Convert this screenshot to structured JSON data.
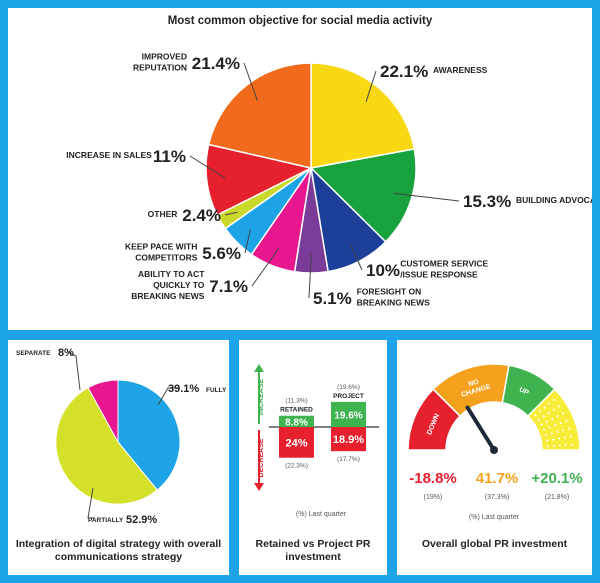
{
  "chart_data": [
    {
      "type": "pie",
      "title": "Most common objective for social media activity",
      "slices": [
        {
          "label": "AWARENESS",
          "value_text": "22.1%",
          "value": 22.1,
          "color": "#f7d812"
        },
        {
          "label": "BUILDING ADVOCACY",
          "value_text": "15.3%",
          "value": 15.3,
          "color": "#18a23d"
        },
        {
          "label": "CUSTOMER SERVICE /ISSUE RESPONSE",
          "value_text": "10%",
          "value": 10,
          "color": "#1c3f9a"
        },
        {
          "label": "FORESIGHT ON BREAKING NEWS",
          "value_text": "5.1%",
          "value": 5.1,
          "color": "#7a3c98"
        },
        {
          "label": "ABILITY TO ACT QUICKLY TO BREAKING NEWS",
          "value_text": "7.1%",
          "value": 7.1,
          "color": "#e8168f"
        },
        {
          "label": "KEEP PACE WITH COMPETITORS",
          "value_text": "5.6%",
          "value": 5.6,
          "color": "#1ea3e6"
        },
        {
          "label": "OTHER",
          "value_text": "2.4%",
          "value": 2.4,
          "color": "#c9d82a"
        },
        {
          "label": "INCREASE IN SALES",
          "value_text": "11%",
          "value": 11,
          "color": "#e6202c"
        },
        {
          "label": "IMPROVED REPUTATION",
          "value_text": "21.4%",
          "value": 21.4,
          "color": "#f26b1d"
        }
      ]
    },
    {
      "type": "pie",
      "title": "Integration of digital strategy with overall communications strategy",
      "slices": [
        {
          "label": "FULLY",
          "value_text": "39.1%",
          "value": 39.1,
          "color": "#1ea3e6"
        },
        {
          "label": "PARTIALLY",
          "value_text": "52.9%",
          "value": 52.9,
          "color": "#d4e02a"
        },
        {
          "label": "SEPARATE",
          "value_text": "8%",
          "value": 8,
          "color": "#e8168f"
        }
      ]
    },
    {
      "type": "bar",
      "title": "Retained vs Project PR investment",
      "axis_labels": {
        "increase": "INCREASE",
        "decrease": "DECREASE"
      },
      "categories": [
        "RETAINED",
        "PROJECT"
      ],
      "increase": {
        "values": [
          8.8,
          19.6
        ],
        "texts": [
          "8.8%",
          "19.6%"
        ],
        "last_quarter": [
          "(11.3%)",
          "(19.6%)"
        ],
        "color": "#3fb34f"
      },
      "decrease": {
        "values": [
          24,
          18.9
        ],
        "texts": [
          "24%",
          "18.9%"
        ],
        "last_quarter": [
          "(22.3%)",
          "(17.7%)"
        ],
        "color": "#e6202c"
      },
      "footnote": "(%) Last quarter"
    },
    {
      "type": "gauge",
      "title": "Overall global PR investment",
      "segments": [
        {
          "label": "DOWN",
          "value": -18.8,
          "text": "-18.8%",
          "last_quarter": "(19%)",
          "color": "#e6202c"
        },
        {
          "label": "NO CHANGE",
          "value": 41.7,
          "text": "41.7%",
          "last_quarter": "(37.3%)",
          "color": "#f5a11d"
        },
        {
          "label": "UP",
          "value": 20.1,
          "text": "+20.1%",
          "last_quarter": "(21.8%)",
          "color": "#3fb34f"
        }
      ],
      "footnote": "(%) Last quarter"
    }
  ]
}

- _Written task_
Return the entries unchanged, save for the pictures, which do not belong in the copy.

- _The answer_
Convert this screenshot to structured JSON data.
{
  "chart_data": [
    {
      "type": "pie",
      "title": "Most common objective for social media activity",
      "slices": [
        {
          "label": "AWARENESS",
          "value_text": "22.1%",
          "value": 22.1,
          "color": "#f7d812"
        },
        {
          "label": "BUILDING ADVOCACY",
          "value_text": "15.3%",
          "value": 15.3,
          "color": "#18a23d"
        },
        {
          "label": "CUSTOMER SERVICE /ISSUE RESPONSE",
          "value_text": "10%",
          "value": 10,
          "color": "#1c3f9a"
        },
        {
          "label": "FORESIGHT ON BREAKING NEWS",
          "value_text": "5.1%",
          "value": 5.1,
          "color": "#7a3c98"
        },
        {
          "label": "ABILITY TO ACT QUICKLY TO BREAKING NEWS",
          "value_text": "7.1%",
          "value": 7.1,
          "color": "#e8168f"
        },
        {
          "label": "KEEP PACE WITH COMPETITORS",
          "value_text": "5.6%",
          "value": 5.6,
          "color": "#1ea3e6"
        },
        {
          "label": "OTHER",
          "value_text": "2.4%",
          "value": 2.4,
          "color": "#c9d82a"
        },
        {
          "label": "INCREASE IN SALES",
          "value_text": "11%",
          "value": 11,
          "color": "#e6202c"
        },
        {
          "label": "IMPROVED REPUTATION",
          "value_text": "21.4%",
          "value": 21.4,
          "color": "#f26b1d"
        }
      ]
    },
    {
      "type": "pie",
      "title": "Integration of digital strategy with overall communications strategy",
      "slices": [
        {
          "label": "FULLY",
          "value_text": "39.1%",
          "value": 39.1,
          "color": "#1ea3e6"
        },
        {
          "label": "PARTIALLY",
          "value_text": "52.9%",
          "value": 52.9,
          "color": "#d4e02a"
        },
        {
          "label": "SEPARATE",
          "value_text": "8%",
          "value": 8,
          "color": "#e8168f"
        }
      ]
    },
    {
      "type": "bar",
      "title": "Retained vs Project PR investment",
      "axis_labels": {
        "increase": "INCREASE",
        "decrease": "DECREASE"
      },
      "categories": [
        "RETAINED",
        "PROJECT"
      ],
      "increase": {
        "values": [
          8.8,
          19.6
        ],
        "texts": [
          "8.8%",
          "19.6%"
        ],
        "last_quarter": [
          "(11.3%)",
          "(19.6%)"
        ],
        "color": "#3fb34f"
      },
      "decrease": {
        "values": [
          24,
          18.9
        ],
        "texts": [
          "24%",
          "18.9%"
        ],
        "last_quarter": [
          "(22.3%)",
          "(17.7%)"
        ],
        "color": "#e6202c"
      },
      "footnote": "(%) Last quarter"
    },
    {
      "type": "gauge",
      "title": "Overall global PR investment",
      "segments": [
        {
          "label": "DOWN",
          "value": -18.8,
          "text": "-18.8%",
          "last_quarter": "(19%)",
          "color": "#e6202c"
        },
        {
          "label": "NO CHANGE",
          "value": 41.7,
          "text": "41.7%",
          "last_quarter": "(37.3%)",
          "color": "#f5a11d"
        },
        {
          "label": "UP",
          "value": 20.1,
          "text": "+20.1%",
          "last_quarter": "(21.8%)",
          "color": "#3fb34f"
        }
      ],
      "footnote": "(%) Last quarter"
    }
  ]
}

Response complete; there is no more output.